What to do:
Wherever the string "name" occurs in a line of these records, report that line.

Data listing:
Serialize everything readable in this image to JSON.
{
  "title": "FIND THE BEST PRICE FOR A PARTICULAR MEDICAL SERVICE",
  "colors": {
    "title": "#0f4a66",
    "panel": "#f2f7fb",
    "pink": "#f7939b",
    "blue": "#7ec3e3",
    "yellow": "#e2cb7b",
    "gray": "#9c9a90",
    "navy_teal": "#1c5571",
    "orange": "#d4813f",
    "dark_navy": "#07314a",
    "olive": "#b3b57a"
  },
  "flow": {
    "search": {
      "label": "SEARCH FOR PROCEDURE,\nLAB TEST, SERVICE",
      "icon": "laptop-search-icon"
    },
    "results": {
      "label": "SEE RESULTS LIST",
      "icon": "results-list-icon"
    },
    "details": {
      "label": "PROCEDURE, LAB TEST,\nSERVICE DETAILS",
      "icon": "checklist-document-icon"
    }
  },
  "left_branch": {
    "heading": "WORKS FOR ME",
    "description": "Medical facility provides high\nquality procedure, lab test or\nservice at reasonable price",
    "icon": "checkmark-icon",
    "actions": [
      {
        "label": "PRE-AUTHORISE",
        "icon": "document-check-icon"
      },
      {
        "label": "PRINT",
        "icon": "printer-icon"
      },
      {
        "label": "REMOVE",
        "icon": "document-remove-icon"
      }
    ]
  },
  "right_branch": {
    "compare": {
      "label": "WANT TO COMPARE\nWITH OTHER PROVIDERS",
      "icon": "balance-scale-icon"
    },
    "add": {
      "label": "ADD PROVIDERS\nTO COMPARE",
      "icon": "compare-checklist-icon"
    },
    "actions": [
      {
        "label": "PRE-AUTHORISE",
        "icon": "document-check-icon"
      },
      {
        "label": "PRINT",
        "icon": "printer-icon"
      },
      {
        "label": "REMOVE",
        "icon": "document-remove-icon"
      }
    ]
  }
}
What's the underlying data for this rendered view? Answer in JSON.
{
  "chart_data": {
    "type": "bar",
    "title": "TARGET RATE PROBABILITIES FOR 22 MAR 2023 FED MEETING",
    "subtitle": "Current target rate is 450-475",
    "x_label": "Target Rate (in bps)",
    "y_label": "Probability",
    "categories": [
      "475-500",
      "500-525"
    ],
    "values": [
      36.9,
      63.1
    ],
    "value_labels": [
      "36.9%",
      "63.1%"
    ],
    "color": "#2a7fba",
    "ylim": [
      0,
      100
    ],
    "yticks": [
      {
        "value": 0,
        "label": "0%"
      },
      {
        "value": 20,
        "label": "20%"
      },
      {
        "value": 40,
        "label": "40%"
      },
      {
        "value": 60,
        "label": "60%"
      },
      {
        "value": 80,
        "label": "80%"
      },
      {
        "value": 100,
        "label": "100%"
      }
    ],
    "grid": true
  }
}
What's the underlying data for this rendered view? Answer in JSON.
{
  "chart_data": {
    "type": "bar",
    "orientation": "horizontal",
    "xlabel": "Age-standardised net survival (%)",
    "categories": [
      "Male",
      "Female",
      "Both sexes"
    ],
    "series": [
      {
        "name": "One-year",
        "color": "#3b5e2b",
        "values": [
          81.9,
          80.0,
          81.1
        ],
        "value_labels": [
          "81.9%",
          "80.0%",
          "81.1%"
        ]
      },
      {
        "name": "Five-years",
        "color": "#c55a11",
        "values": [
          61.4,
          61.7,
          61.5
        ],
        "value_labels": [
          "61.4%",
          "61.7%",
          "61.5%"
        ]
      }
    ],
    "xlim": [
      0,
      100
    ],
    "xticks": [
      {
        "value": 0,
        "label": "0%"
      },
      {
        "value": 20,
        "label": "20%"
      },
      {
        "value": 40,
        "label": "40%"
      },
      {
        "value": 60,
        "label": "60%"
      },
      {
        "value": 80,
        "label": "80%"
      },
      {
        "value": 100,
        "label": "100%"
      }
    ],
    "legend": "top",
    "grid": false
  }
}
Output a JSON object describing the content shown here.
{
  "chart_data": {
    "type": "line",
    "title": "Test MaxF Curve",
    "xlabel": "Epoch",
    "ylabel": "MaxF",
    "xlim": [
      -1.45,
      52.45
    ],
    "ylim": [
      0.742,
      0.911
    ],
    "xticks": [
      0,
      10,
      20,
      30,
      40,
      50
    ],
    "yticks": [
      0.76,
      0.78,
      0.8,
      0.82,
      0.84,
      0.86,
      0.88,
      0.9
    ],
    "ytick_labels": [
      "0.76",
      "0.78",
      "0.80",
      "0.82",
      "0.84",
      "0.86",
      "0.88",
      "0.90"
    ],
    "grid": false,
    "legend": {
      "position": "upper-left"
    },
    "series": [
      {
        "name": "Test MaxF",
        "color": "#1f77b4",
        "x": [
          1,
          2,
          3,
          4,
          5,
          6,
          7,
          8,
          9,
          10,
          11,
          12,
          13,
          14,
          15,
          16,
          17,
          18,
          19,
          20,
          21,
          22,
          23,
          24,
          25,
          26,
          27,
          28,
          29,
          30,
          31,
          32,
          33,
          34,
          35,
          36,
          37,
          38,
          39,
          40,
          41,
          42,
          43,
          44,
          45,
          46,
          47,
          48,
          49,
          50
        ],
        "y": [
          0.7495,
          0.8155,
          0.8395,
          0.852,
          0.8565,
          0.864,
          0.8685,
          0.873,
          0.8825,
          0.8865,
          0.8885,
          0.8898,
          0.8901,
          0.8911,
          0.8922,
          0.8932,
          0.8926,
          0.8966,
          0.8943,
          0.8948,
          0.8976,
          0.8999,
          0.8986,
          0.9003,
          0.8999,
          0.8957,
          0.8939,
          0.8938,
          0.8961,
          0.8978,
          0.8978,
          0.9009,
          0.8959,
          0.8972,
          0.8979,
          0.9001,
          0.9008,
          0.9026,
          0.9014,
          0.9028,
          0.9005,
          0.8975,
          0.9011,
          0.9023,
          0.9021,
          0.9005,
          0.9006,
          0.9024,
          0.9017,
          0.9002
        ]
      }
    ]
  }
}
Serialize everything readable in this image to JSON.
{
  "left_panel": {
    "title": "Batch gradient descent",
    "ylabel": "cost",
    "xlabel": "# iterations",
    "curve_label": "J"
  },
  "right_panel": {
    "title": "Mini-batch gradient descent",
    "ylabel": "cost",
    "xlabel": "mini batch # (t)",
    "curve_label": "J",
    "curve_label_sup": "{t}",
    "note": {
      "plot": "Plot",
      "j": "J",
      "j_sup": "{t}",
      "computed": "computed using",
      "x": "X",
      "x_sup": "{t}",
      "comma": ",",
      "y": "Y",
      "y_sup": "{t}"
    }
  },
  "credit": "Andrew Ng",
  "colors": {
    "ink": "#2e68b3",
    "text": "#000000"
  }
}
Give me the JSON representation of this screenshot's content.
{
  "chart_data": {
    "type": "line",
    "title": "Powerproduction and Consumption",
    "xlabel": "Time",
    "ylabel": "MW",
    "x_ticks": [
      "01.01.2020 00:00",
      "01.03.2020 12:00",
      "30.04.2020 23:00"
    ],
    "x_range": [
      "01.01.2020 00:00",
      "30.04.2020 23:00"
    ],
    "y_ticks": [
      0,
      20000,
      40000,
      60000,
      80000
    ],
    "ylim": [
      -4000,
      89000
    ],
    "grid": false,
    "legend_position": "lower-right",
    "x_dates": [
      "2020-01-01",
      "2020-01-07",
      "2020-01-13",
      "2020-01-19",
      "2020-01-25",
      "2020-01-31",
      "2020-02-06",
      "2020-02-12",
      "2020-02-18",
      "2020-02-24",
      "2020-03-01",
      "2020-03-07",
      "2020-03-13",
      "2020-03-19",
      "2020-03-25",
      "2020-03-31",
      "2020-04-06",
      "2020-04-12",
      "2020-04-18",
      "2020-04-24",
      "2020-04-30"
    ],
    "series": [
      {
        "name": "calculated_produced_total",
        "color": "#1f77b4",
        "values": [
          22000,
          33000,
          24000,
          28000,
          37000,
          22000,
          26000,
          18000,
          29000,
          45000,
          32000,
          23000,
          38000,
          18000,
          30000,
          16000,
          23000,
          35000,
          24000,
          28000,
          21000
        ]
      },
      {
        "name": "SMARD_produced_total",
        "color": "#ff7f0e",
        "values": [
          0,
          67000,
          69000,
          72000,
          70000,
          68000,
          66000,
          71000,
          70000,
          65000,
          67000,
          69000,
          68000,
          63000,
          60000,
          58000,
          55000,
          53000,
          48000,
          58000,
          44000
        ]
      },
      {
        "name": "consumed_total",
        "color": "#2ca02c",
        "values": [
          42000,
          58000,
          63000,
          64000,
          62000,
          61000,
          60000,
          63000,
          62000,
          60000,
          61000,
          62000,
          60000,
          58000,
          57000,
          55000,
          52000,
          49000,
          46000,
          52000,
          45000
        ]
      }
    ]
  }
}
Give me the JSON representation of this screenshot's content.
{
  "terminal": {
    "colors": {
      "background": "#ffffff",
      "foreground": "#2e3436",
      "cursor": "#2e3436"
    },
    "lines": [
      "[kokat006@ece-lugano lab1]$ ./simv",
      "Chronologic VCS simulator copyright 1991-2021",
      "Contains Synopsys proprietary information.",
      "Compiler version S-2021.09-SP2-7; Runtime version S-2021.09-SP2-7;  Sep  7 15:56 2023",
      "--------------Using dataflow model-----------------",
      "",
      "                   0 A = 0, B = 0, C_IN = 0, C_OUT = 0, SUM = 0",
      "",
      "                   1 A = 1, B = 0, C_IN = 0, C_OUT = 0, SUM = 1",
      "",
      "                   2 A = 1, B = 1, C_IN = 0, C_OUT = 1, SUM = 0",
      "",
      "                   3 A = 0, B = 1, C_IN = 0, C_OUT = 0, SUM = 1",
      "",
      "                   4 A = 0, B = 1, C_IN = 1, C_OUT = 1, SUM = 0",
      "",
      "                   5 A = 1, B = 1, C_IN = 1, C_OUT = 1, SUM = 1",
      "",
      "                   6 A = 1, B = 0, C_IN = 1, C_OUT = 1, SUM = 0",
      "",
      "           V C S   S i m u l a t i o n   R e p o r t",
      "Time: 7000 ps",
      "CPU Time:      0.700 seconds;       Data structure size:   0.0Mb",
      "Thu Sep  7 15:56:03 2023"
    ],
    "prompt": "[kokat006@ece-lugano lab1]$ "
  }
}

Solution for this exercise:
        "name": "One-year",
        "name": "Five-years",
        "name": "Test MaxF",
        "name": "calculated_produced_total",
        "name": "SMARD_produced_total",
        "name": "consumed_total",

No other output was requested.